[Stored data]
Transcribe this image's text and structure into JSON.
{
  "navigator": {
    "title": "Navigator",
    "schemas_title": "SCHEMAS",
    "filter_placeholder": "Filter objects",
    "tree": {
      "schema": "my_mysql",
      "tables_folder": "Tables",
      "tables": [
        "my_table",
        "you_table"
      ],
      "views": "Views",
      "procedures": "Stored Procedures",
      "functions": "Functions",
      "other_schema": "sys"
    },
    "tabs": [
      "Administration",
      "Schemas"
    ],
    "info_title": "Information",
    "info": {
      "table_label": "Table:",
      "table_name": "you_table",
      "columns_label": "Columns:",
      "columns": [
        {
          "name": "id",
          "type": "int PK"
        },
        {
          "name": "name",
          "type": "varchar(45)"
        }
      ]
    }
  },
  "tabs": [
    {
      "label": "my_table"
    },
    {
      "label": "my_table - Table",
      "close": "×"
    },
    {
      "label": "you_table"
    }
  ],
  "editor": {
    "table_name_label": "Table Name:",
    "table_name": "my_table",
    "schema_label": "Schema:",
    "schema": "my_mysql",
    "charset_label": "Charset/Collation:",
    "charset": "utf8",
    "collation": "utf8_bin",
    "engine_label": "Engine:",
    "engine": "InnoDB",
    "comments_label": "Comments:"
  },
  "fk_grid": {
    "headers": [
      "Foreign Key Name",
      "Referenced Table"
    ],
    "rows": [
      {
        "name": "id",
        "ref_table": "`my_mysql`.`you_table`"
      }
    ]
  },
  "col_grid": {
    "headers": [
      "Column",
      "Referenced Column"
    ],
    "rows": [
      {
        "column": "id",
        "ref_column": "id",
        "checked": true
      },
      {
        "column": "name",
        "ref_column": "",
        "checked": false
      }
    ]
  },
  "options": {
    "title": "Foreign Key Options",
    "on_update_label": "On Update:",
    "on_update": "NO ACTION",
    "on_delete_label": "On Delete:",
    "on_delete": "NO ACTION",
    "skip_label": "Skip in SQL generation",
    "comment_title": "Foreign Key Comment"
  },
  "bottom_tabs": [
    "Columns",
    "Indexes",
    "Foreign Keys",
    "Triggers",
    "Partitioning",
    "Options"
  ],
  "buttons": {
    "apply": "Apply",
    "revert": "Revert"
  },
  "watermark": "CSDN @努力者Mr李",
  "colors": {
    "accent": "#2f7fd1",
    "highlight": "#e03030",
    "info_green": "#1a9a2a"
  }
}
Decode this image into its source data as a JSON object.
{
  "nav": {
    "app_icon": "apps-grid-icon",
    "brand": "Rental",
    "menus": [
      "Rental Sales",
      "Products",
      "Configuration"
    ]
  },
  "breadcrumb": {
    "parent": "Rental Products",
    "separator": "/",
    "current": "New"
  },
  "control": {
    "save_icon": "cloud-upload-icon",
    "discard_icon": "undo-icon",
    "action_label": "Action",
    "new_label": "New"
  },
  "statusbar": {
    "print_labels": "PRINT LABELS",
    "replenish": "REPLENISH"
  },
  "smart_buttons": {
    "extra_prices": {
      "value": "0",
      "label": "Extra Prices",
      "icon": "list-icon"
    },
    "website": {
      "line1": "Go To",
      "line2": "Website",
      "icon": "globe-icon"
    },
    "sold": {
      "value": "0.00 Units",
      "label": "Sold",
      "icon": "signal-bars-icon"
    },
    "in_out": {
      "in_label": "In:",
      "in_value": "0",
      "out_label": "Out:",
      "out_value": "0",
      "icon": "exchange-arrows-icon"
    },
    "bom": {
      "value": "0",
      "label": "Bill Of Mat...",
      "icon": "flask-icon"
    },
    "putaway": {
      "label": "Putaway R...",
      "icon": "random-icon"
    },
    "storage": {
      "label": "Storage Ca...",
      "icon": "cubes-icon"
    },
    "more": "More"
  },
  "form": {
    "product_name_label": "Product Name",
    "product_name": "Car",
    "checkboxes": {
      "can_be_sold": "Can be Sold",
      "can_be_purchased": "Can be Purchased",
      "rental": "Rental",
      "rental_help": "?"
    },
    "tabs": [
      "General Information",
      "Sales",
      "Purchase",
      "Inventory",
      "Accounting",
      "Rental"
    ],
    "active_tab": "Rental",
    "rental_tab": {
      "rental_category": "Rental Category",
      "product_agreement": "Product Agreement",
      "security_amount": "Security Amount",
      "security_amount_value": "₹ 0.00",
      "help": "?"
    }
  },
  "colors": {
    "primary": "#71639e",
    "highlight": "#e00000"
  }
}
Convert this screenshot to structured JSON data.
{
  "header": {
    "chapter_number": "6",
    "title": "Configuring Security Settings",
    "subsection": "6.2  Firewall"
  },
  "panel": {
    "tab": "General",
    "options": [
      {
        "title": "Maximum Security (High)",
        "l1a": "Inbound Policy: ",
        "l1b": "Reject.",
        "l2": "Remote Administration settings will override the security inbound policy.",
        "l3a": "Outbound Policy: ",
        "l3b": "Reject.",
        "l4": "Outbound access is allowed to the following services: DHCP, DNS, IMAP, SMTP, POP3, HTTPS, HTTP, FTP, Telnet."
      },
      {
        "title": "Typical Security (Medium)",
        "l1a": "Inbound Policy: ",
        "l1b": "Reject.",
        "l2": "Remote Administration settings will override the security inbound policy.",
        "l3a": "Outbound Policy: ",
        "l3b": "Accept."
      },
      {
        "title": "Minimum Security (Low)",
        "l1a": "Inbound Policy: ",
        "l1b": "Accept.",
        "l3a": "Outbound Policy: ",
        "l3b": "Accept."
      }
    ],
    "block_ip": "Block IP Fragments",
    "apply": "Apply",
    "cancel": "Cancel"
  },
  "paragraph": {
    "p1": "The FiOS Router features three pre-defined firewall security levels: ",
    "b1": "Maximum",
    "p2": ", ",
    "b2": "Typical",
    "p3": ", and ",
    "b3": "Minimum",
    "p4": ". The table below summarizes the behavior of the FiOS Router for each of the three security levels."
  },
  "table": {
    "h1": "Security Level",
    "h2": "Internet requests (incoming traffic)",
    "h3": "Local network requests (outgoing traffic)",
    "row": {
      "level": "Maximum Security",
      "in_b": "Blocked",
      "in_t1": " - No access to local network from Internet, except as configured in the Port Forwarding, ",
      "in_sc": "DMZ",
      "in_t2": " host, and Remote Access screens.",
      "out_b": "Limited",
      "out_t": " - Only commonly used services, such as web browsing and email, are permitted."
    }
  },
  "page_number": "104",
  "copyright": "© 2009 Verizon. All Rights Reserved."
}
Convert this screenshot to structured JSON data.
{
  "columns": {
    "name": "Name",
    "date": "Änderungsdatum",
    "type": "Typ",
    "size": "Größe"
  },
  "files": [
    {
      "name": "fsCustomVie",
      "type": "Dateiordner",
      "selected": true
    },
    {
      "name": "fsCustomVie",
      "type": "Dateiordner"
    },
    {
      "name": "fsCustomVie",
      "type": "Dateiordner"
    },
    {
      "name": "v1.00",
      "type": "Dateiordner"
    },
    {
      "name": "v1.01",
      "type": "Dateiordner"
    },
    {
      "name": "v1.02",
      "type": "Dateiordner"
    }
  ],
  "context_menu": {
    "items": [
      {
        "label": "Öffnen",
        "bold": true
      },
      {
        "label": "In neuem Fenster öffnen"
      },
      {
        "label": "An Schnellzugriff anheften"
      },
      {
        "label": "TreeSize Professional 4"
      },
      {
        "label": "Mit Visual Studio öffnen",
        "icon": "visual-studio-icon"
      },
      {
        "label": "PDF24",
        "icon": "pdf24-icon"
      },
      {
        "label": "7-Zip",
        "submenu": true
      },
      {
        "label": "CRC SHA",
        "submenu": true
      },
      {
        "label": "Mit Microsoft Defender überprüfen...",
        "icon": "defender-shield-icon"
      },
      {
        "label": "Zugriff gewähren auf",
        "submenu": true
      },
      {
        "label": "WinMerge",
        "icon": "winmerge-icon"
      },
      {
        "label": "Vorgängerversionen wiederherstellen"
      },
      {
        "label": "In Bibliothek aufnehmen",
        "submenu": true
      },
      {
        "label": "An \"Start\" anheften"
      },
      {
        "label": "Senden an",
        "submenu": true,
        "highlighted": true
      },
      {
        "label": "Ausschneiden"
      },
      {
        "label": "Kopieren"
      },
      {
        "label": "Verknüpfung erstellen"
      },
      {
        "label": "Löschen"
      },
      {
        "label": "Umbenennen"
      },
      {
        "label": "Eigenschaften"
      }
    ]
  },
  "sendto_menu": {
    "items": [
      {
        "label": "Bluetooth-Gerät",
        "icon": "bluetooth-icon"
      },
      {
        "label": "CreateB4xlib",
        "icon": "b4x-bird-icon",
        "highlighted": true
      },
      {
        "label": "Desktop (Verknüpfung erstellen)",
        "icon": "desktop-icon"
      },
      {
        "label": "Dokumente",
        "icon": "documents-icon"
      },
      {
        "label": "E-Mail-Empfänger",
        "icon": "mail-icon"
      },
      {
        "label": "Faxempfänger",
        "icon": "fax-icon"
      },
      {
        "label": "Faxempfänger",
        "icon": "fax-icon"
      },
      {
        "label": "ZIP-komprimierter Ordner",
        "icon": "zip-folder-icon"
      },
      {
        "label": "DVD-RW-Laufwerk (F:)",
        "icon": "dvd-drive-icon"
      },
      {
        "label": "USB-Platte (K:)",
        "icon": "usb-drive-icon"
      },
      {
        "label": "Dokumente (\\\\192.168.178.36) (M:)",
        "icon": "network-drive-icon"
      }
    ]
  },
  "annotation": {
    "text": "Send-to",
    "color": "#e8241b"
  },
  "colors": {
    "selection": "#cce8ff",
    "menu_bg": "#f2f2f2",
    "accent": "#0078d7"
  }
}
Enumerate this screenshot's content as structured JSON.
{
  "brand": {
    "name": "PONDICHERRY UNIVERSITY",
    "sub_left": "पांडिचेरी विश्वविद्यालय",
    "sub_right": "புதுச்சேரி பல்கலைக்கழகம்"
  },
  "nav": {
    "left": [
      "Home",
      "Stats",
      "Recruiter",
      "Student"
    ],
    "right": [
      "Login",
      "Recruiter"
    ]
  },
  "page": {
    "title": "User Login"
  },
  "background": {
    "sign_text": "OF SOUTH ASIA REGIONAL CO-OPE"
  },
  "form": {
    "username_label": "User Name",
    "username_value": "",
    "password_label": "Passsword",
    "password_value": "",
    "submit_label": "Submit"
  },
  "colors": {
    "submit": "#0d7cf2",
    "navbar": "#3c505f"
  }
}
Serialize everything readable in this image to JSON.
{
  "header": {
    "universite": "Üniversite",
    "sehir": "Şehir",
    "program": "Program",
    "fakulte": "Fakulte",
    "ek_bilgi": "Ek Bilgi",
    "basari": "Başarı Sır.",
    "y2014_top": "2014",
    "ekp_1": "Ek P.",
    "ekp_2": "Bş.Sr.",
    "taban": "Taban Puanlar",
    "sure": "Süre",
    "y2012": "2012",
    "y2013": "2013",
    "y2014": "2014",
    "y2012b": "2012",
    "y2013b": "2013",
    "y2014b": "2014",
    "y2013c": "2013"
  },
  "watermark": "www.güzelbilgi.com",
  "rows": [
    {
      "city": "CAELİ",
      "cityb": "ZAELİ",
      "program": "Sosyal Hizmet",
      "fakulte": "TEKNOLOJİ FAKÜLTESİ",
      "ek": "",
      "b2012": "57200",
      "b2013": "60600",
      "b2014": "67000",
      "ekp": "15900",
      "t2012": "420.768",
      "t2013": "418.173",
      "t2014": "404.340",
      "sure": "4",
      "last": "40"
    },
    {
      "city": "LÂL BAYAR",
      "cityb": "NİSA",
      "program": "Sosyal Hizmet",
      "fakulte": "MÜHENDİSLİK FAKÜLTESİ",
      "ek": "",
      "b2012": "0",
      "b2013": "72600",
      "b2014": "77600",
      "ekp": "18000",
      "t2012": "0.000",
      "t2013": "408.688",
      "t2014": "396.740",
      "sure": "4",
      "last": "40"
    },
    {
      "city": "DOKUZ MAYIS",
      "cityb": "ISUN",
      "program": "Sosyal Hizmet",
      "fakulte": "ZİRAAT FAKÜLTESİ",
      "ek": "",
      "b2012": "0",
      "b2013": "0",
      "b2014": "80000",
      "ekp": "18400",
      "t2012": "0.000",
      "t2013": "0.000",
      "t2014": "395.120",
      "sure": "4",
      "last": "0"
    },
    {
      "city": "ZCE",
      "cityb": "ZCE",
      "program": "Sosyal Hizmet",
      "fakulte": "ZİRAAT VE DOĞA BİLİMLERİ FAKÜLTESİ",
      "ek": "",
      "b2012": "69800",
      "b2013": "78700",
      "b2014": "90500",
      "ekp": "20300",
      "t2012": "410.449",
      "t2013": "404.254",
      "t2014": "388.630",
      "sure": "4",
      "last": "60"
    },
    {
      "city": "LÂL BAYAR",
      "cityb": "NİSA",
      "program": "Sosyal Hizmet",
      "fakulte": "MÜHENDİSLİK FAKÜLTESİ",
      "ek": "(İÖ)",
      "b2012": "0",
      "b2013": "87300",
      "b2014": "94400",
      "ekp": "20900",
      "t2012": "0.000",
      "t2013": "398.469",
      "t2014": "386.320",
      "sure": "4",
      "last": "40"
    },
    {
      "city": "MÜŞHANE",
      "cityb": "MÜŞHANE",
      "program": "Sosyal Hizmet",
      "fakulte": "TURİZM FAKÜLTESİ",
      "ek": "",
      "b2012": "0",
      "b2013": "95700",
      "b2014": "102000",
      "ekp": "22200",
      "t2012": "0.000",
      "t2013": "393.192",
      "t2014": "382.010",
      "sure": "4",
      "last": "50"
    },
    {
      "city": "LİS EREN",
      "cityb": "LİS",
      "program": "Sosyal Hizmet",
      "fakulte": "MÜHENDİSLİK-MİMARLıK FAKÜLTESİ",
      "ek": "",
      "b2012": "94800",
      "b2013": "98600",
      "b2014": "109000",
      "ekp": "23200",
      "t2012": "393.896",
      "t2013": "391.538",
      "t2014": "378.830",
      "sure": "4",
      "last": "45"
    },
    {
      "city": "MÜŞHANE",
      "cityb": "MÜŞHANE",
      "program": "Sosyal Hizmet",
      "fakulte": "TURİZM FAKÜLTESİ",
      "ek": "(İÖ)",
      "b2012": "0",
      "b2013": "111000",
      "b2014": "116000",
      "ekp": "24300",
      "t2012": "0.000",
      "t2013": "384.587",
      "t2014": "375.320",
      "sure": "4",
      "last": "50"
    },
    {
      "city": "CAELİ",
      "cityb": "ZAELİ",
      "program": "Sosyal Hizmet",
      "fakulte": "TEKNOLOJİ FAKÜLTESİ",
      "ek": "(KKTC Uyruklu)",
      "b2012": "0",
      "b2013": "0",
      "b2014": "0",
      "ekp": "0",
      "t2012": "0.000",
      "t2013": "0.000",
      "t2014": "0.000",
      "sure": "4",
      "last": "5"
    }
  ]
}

__WRITTEN INSTRUCTION__
Where a line above contains the string "Minimum", copy that line.

__ANSWER TO THE EXERCISE__
        "title": "Minimum Security (Low)",
    "b3": "Minimum",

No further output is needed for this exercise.